◆ Instructions to follow ◆
Will you transcribe all the entries word for word, skipping the pictures they hold?

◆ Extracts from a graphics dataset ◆
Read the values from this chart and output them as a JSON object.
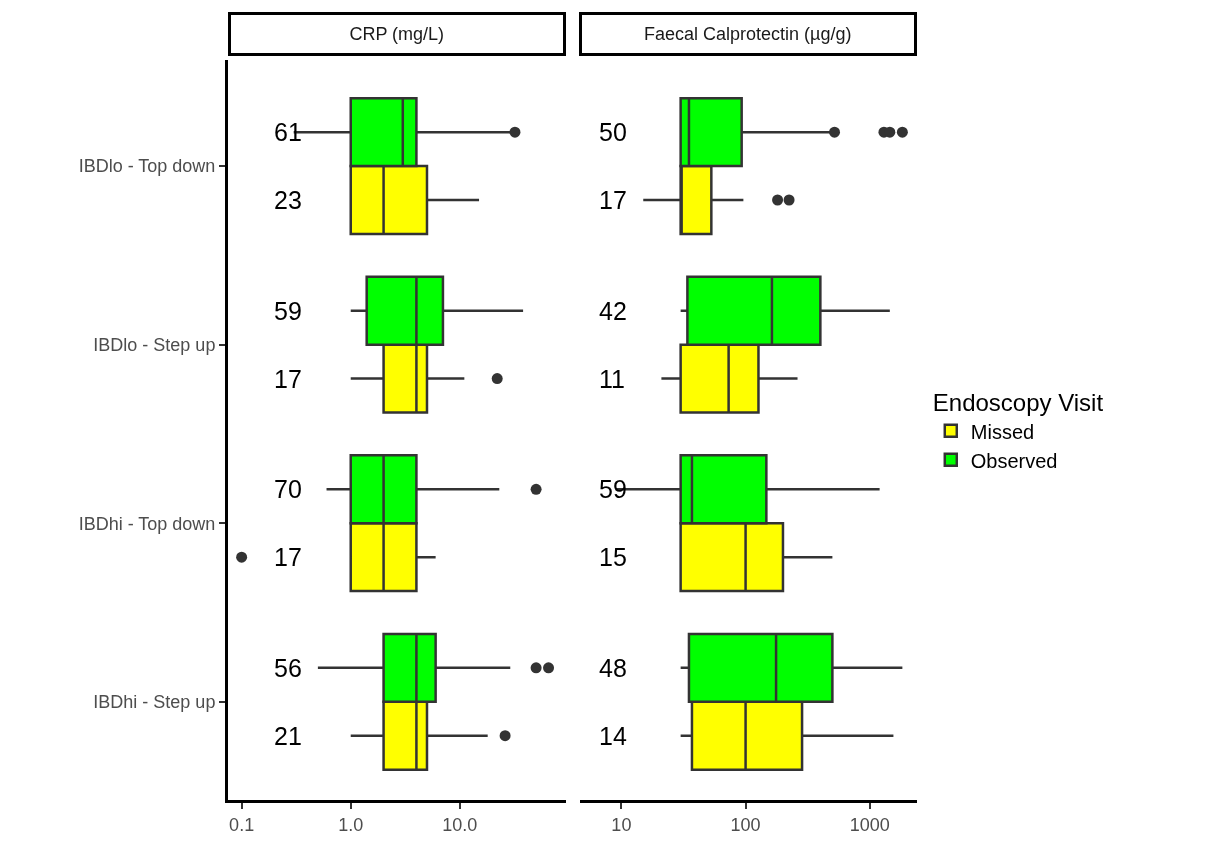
{
  "chart_data": [
    {
      "type": "box",
      "title": "CRP (mg/L)",
      "orientation": "horizontal",
      "log": "x",
      "legend": "right",
      "legend_title": "Endoscopy Visit",
      "categories": [
        "IBDlo - Top down",
        "IBDlo - Step up",
        "IBDhi - Top down",
        "IBDhi - Step up"
      ],
      "xlim": [
        0.075,
        93
      ],
      "xticks": [
        {
          "value": 0.1,
          "label": "0.1"
        },
        {
          "value": 1,
          "label": "1.0"
        },
        {
          "value": 10,
          "label": "10.0"
        }
      ],
      "series": [
        {
          "name": "Missed",
          "color": "#ffff00",
          "value_labels": [
            "23",
            "17",
            "17",
            "21"
          ],
          "boxes": [
            {
              "low": 1.0,
              "q1": 1.0,
              "median": 2.0,
              "q3": 5.0,
              "high": 15
            },
            {
              "low": 1.0,
              "q1": 2.0,
              "median": 4.0,
              "q3": 5.0,
              "high": 11,
              "outliers": [
                22
              ]
            },
            {
              "low": 1.0,
              "q1": 1.0,
              "median": 2.0,
              "q3": 4.0,
              "high": 6,
              "outliers": [
                0.1
              ]
            },
            {
              "low": 1.0,
              "q1": 2.0,
              "median": 4.0,
              "q3": 5.0,
              "high": 18,
              "outliers": [
                26
              ]
            }
          ]
        },
        {
          "name": "Observed",
          "color": "#00ff00",
          "value_labels": [
            "61",
            "59",
            "70",
            "56"
          ],
          "boxes": [
            {
              "low": 0.3,
              "q1": 1.0,
              "median": 3.0,
              "q3": 4.0,
              "high": 29,
              "outliers": [
                32
              ]
            },
            {
              "low": 1.0,
              "q1": 1.4,
              "median": 4.0,
              "q3": 7.0,
              "high": 38
            },
            {
              "low": 0.6,
              "q1": 1.0,
              "median": 2.0,
              "q3": 4.0,
              "high": 23,
              "outliers": [
                50
              ]
            },
            {
              "low": 0.5,
              "q1": 2.0,
              "median": 4.0,
              "q3": 6.0,
              "high": 29,
              "outliers": [
                50,
                65
              ]
            }
          ]
        }
      ]
    },
    {
      "type": "box",
      "title": "Faecal Calprotectin (µg/g)",
      "orientation": "horizontal",
      "log": "x",
      "tick_labels": "x",
      "xlim": [
        4.6,
        2400
      ],
      "xticks": [
        10,
        100,
        1000
      ],
      "series": [
        {
          "name": "Missed",
          "color": "#ffff00",
          "value_labels": [
            "17",
            "11",
            "15",
            "14"
          ],
          "boxes": [
            {
              "low": 15,
              "q1": 30,
              "median": 30,
              "q3": 53,
              "high": 96,
              "outliers": [
                181,
                224
              ]
            },
            {
              "low": 21,
              "q1": 30,
              "median": 73,
              "q3": 127,
              "high": 262
            },
            {
              "low": 30,
              "q1": 30,
              "median": 100,
              "q3": 200,
              "high": 500
            },
            {
              "low": 30,
              "q1": 37,
              "median": 100,
              "q3": 285,
              "high": 1550
            }
          ]
        },
        {
          "name": "Observed",
          "color": "#00ff00",
          "value_labels": [
            "50",
            "42",
            "59",
            "48"
          ],
          "boxes": [
            {
              "low": 30,
              "q1": 30,
              "median": 35,
              "q3": 93,
              "high": 480,
              "outliers": [
                520,
                1300,
                1450,
                1830
              ]
            },
            {
              "low": 30,
              "q1": 34,
              "median": 163,
              "q3": 400,
              "high": 1450
            },
            {
              "low": 9,
              "q1": 30,
              "median": 37,
              "q3": 147,
              "high": 1200
            },
            {
              "low": 30,
              "q1": 35,
              "median": 176,
              "q3": 500,
              "high": 1830
            }
          ]
        }
      ]
    }
  ]
}
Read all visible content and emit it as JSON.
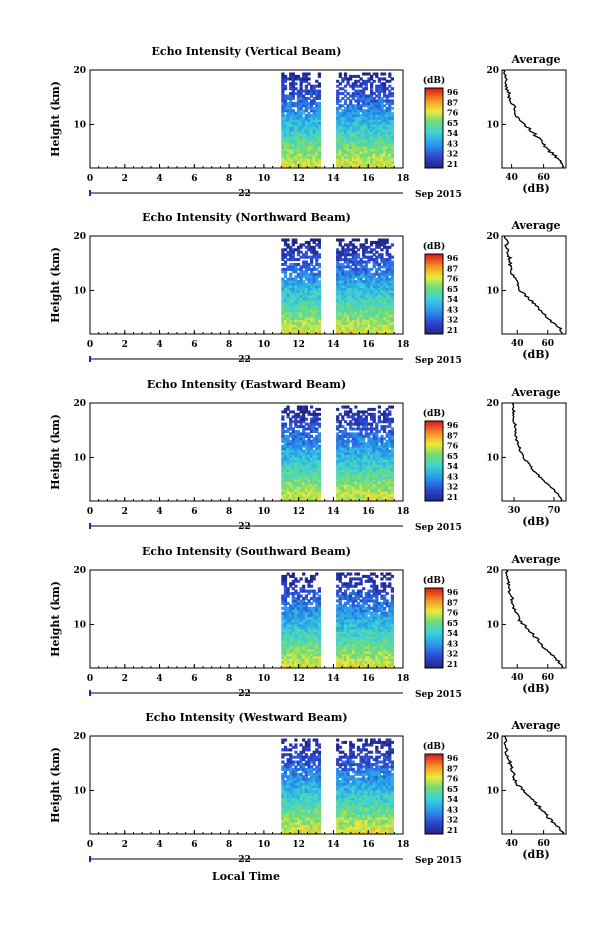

◆ Correct result ◆
Read the values from this chart and output them as a JSON object.
{
  "chart_data": [
    {
      "type": "box",
      "title": "CRP (mg/L)",
      "orientation": "horizontal",
      "log": "x",
      "legend": "right",
      "legend_title": "Endoscopy Visit",
      "categories": [
        "IBDlo - Top down",
        "IBDlo - Step up",
        "IBDhi - Top down",
        "IBDhi - Step up"
      ],
      "xlim": [
        0.075,
        93
      ],
      "xticks": [
        {
          "value": 0.1,
          "label": "0.1"
        },
        {
          "value": 1,
          "label": "1.0"
        },
        {
          "value": 10,
          "label": "10.0"
        }
      ],
      "series": [
        {
          "name": "Missed",
          "color": "#ffff00",
          "value_labels": [
            "23",
            "17",
            "17",
            "21"
          ],
          "boxes": [
            {
              "low": 1.0,
              "q1": 1.0,
              "median": 2.0,
              "q3": 5.0,
              "high": 15
            },
            {
              "low": 1.0,
              "q1": 2.0,
              "median": 4.0,
              "q3": 5.0,
              "high": 11,
              "outliers": [
                22
              ]
            },
            {
              "low": 1.0,
              "q1": 1.0,
              "median": 2.0,
              "q3": 4.0,
              "high": 6,
              "outliers": [
                0.1
              ]
            },
            {
              "low": 1.0,
              "q1": 2.0,
              "median": 4.0,
              "q3": 5.0,
              "high": 18,
              "outliers": [
                26
              ]
            }
          ]
        },
        {
          "name": "Observed",
          "color": "#00ff00",
          "value_labels": [
            "61",
            "59",
            "70",
            "56"
          ],
          "boxes": [
            {
              "low": 0.3,
              "q1": 1.0,
              "median": 3.0,
              "q3": 4.0,
              "high": 29,
              "outliers": [
                32
              ]
            },
            {
              "low": 1.0,
              "q1": 1.4,
              "median": 4.0,
              "q3": 7.0,
              "high": 38
            },
            {
              "low": 0.6,
              "q1": 1.0,
              "median": 2.0,
              "q3": 4.0,
              "high": 23,
              "outliers": [
                50
              ]
            },
            {
              "low": 0.5,
              "q1": 2.0,
              "median": 4.0,
              "q3": 6.0,
              "high": 29,
              "outliers": [
                50,
                65
              ]
            }
          ]
        }
      ]
    },
    {
      "type": "box",
      "title": "Faecal Calprotectin (µg/g)",
      "orientation": "horizontal",
      "log": "x",
      "tick_labels": "x",
      "xlim": [
        4.6,
        2400
      ],
      "xticks": [
        10,
        100,
        1000
      ],
      "series": [
        {
          "name": "Missed",
          "color": "#ffff00",
          "value_labels": [
            "17",
            "11",
            "15",
            "14"
          ],
          "boxes": [
            {
              "low": 15,
              "q1": 30,
              "median": 30,
              "q3": 53,
              "high": 96,
              "outliers": [
                181,
                224
              ]
            },
            {
              "low": 21,
              "q1": 30,
              "median": 73,
              "q3": 127,
              "high": 262
            },
            {
              "low": 30,
              "q1": 30,
              "median": 100,
              "q3": 200,
              "high": 500
            },
            {
              "low": 30,
              "q1": 37,
              "median": 100,
              "q3": 285,
              "high": 1550
            }
          ]
        },
        {
          "name": "Observed",
          "color": "#00ff00",
          "value_labels": [
            "50",
            "42",
            "59",
            "48"
          ],
          "boxes": [
            {
              "low": 30,
              "q1": 30,
              "median": 35,
              "q3": 93,
              "high": 480,
              "outliers": [
                520,
                1300,
                1450,
                1830
              ]
            },
            {
              "low": 30,
              "q1": 34,
              "median": 163,
              "q3": 400,
              "high": 1450
            },
            {
              "low": 9,
              "q1": 30,
              "median": 37,
              "q3": 147,
              "high": 1200
            },
            {
              "low": 30,
              "q1": 35,
              "median": 176,
              "q3": 500,
              "high": 1830
            }
          ]
        }
      ]
    }
  ]
}
Read all visible content and emit it as JSON.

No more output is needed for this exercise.